(Collected data)

## start

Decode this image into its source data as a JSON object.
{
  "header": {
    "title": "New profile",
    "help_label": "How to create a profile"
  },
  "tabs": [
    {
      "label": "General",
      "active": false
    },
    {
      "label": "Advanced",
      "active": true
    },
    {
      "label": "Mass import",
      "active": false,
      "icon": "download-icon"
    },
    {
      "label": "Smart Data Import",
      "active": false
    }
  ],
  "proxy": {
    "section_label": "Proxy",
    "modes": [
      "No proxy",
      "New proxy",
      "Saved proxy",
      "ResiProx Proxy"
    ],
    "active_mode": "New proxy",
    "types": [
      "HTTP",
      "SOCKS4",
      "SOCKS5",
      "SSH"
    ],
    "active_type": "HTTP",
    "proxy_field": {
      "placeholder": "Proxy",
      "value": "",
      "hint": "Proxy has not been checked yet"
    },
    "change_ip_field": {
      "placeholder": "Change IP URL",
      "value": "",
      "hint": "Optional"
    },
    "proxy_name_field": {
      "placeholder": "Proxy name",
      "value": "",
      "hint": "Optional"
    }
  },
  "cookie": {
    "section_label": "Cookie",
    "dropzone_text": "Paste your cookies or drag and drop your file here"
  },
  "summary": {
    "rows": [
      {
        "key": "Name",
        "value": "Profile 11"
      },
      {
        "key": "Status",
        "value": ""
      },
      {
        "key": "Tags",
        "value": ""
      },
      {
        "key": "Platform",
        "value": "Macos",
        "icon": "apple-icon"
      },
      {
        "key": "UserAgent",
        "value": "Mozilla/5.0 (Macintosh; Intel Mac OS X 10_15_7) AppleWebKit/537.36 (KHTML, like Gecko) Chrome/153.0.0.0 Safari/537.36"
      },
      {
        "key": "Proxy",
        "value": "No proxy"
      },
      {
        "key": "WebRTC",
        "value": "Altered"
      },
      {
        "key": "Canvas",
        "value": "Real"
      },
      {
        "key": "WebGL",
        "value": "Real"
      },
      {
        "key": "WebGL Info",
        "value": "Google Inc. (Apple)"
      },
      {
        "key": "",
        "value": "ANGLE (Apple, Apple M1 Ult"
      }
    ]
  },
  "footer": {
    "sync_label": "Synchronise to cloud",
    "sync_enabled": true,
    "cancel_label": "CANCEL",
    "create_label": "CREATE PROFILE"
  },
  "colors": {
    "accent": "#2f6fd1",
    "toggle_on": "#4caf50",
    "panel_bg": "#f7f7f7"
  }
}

## end

▸ Directions: Your task is to repeat each line of the material exactly.

▸ Final result:
Decode this image into its source data as a JSON object.
{
  "header": {
    "title": "New profile",
    "help_label": "How to create a profile"
  },
  "tabs": [
    {
      "label": "General",
      "active": false
    },
    {
      "label": "Advanced",
      "active": true
    },
    {
      "label": "Mass import",
      "active": false,
      "icon": "download-icon"
    },
    {
      "label": "Smart Data Import",
      "active": false
    }
  ],
  "proxy": {
    "section_label": "Proxy",
    "modes": [
      "No proxy",
      "New proxy",
      "Saved proxy",
      "ResiProx Proxy"
    ],
    "active_mode": "New proxy",
    "types": [
      "HTTP",
      "SOCKS4",
      "SOCKS5",
      "SSH"
    ],
    "active_type": "HTTP",
    "proxy_field": {
      "placeholder": "Proxy",
      "value": "",
      "hint": "Proxy has not been checked yet"
    },
    "change_ip_field": {
      "placeholder": "Change IP URL",
      "value": "",
      "hint": "Optional"
    },
    "proxy_name_field": {
      "placeholder": "Proxy name",
      "value": "",
      "hint": "Optional"
    }
  },
  "cookie": {
    "section_label": "Cookie",
    "dropzone_text": "Paste your cookies or drag and drop your file here"
  },
  "summary": {
    "rows": [
      {
        "key": "Name",
        "value": "Profile 11"
      },
      {
        "key": "Status",
        "value": ""
      },
      {
        "key": "Tags",
        "value": ""
      },
      {
        "key": "Platform",
        "value": "Macos",
        "icon": "apple-icon"
      },
      {
        "key": "UserAgent",
        "value": "Mozilla/5.0 (Macintosh; Intel Mac OS X 10_15_7) AppleWebKit/537.36 (KHTML, like Gecko) Chrome/153.0.0.0 Safari/537.36"
      },
      {
        "key": "Proxy",
        "value": "No proxy"
      },
      {
        "key": "WebRTC",
        "value": "Altered"
      },
      {
        "key": "Canvas",
        "value": "Real"
      },
      {
        "key": "WebGL",
        "value": "Real"
      },
      {
        "key": "WebGL Info",
        "value": "Google Inc. (Apple)"
      },
      {
        "key": "",
        "value": "ANGLE (Apple, Apple M1 Ult"
      }
    ]
  },
  "footer": {
    "sync_label": "Synchronise to cloud",
    "sync_enabled": true,
    "cancel_label": "CANCEL",
    "create_label": "CREATE PROFILE"
  },
  "colors": {
    "accent": "#2f6fd1",
    "toggle_on": "#4caf50",
    "panel_bg": "#f7f7f7"
  }
}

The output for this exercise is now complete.